Given problem: Copy every line that mentions the word "Tudományos".
** BEGIN Dataset excerpts **
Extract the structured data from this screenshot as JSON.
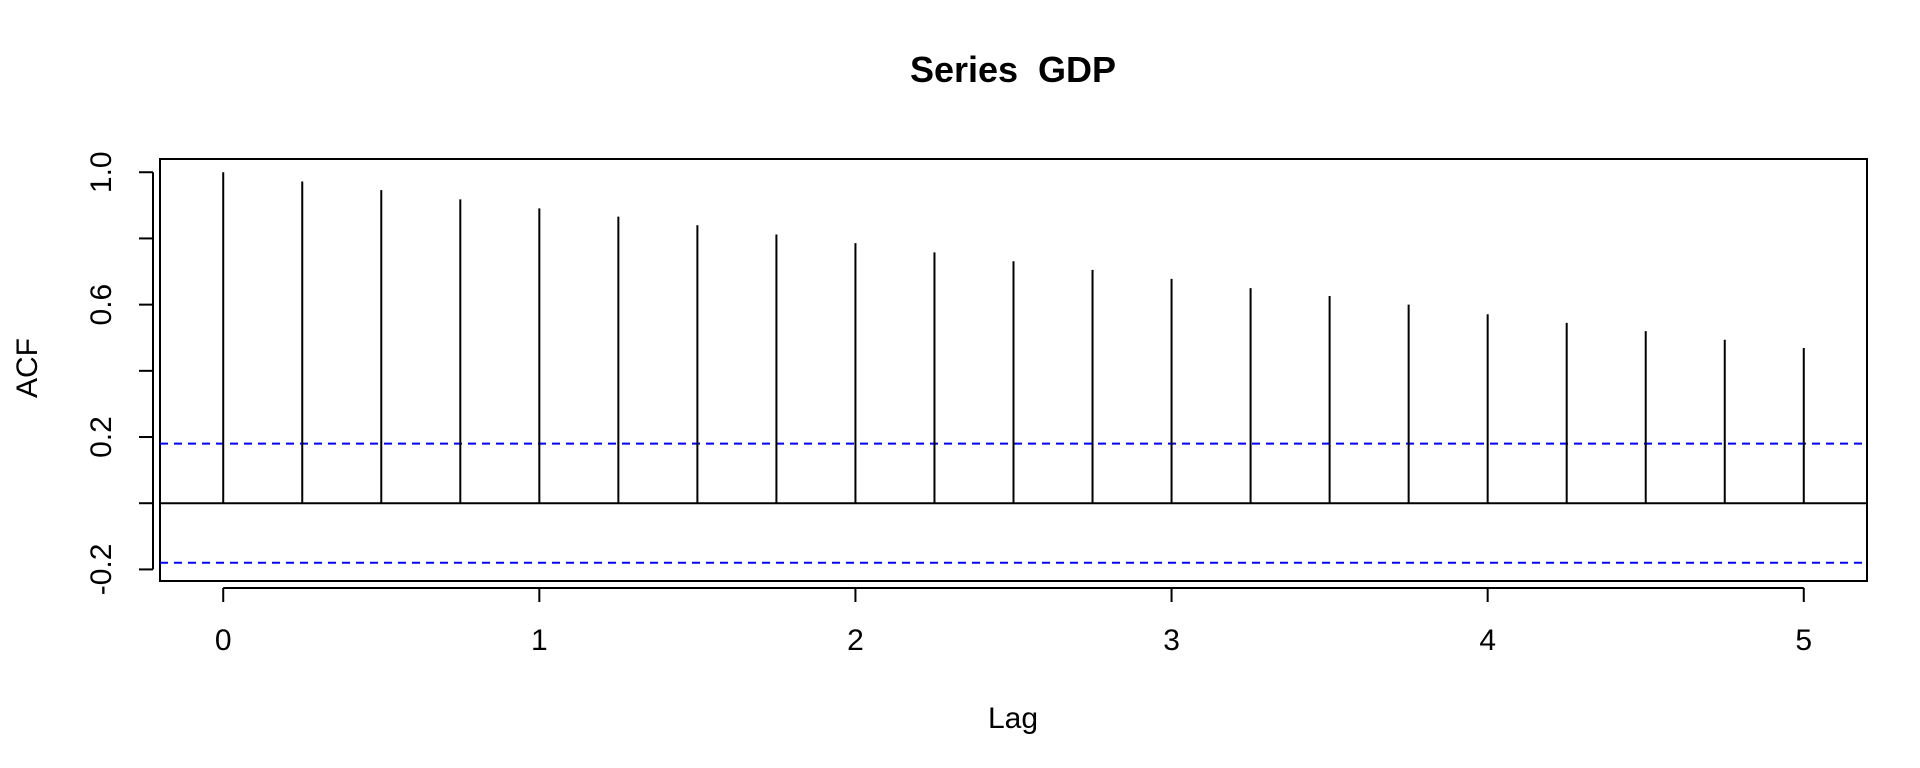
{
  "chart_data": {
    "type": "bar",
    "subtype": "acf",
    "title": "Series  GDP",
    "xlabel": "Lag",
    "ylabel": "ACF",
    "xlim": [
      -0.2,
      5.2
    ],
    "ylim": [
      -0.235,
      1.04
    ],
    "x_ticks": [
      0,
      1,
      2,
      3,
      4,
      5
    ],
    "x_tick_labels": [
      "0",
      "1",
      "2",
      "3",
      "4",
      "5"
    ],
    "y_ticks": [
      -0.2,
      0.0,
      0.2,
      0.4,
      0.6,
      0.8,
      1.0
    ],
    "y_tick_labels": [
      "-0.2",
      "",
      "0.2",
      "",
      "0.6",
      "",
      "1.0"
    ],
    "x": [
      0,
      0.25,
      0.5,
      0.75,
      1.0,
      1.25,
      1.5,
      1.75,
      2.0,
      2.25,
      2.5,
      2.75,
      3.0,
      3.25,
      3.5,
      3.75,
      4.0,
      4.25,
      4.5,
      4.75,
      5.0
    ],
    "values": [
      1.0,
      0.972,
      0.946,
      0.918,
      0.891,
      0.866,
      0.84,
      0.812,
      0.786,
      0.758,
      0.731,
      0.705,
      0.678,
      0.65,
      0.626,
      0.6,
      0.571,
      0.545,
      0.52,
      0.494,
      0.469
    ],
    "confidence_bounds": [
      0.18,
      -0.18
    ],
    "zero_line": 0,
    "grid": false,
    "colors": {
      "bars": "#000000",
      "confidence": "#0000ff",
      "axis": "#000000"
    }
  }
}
** END Dataset excerpts **
** BEGIN Dataset excerpts **
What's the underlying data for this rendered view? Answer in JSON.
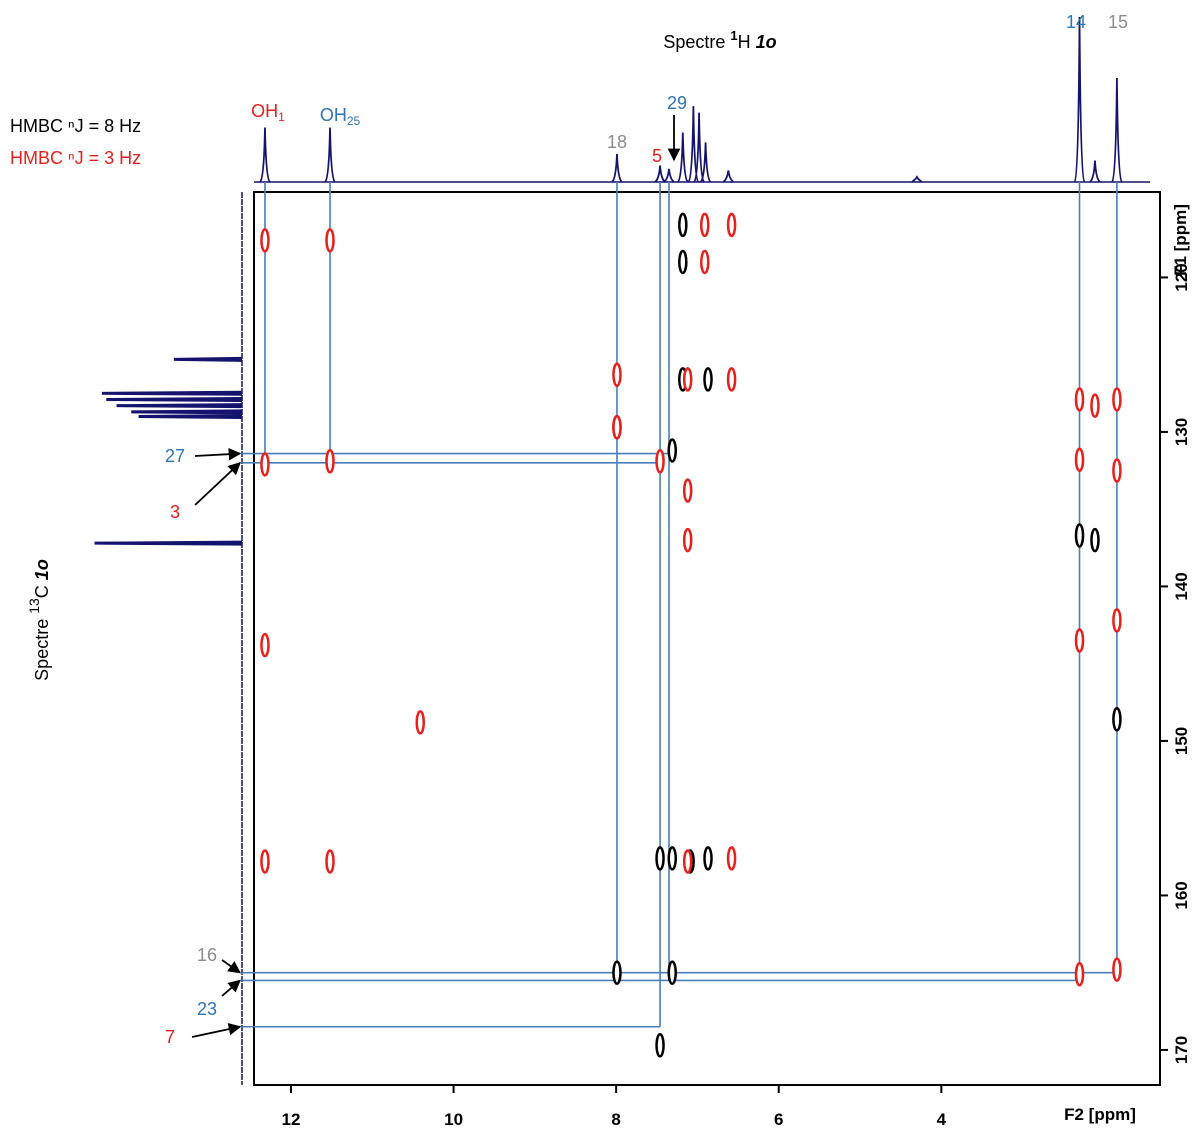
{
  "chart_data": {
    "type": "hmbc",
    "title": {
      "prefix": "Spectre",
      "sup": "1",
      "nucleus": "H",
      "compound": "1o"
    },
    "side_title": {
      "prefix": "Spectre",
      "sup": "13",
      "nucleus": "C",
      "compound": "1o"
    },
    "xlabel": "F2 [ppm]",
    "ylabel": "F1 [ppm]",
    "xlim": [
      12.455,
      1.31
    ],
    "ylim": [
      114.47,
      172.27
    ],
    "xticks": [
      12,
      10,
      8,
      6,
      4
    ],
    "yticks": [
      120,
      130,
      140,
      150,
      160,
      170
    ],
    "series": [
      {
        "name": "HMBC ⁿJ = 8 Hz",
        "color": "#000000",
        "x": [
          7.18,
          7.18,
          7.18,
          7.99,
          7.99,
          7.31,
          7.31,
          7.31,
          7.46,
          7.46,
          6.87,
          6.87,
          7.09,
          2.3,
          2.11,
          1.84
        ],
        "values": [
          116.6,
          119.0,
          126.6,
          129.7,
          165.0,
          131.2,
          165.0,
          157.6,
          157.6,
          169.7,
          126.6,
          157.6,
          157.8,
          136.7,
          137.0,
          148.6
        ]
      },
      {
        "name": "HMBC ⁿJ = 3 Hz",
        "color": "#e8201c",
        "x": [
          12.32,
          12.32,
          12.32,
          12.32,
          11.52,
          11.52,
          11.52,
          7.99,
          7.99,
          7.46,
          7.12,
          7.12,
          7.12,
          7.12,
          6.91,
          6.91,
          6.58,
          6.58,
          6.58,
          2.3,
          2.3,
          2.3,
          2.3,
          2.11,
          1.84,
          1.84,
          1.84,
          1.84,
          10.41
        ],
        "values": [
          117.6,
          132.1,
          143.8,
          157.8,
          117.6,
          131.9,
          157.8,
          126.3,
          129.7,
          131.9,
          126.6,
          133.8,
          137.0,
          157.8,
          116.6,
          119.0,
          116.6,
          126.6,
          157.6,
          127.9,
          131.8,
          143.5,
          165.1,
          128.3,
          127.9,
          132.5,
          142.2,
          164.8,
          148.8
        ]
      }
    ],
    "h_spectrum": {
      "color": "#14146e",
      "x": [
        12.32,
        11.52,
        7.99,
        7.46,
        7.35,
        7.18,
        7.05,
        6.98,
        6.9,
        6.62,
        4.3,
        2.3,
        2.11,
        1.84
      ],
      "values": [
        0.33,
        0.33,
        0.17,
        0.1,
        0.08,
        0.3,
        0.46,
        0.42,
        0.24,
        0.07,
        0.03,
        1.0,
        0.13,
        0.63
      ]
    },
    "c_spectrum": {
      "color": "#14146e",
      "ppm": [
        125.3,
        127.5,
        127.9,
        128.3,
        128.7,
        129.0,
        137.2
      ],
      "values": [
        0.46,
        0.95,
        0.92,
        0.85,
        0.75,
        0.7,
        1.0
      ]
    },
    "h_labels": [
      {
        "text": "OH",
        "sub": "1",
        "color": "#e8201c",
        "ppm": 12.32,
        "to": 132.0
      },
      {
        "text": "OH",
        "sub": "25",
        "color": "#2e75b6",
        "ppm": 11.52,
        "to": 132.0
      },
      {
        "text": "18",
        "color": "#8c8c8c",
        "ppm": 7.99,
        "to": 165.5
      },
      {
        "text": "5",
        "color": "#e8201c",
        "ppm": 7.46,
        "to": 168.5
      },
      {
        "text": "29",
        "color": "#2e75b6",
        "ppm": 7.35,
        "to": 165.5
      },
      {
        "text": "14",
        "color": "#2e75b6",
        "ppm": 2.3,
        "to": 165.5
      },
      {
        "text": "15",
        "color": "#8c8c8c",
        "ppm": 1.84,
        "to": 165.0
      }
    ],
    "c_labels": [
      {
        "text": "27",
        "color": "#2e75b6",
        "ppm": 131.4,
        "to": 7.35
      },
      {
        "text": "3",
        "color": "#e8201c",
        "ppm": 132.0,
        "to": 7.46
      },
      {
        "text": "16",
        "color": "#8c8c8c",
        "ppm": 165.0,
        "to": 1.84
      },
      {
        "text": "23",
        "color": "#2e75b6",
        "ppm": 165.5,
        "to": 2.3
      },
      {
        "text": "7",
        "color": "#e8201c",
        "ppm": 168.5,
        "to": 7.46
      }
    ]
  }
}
** END Dataset excerpts **
** BEGIN Dataset excerpts **
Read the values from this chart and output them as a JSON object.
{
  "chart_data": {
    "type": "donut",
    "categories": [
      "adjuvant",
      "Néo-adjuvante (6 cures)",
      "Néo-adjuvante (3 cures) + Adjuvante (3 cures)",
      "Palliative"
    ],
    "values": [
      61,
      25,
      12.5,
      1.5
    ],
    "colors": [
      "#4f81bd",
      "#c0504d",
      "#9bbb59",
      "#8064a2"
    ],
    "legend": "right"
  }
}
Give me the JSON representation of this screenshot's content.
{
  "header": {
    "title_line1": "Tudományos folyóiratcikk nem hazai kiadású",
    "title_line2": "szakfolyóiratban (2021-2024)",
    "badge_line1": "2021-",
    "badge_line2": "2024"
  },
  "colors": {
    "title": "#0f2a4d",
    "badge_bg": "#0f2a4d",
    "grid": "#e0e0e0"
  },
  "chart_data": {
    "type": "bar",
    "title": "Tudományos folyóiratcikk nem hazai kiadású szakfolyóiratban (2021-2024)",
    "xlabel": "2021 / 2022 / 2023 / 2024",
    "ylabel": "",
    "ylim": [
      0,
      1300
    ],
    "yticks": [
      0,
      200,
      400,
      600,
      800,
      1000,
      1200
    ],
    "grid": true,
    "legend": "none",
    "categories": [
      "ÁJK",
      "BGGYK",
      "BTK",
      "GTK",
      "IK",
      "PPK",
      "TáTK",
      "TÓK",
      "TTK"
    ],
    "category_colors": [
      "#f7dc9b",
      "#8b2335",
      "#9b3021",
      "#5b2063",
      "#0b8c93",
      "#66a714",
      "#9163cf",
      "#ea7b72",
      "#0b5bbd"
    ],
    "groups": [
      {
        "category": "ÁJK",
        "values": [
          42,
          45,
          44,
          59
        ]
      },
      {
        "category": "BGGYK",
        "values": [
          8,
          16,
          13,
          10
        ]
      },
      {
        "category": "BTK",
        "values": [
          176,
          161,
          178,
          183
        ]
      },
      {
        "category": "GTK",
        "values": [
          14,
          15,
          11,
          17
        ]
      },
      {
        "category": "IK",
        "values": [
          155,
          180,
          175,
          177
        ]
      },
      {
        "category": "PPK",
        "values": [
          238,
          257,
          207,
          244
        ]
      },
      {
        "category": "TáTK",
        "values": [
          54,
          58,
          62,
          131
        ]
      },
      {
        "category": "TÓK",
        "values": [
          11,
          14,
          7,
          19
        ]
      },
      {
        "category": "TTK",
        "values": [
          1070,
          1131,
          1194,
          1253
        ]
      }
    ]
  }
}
** END Dataset excerpts **
Exercise result:
    "title_line1": "Tudományos folyóiratcikk nem hazai kiadású",
    "title": "Tudományos folyóiratcikk nem hazai kiadású szakfolyóiratban (2021-2024)",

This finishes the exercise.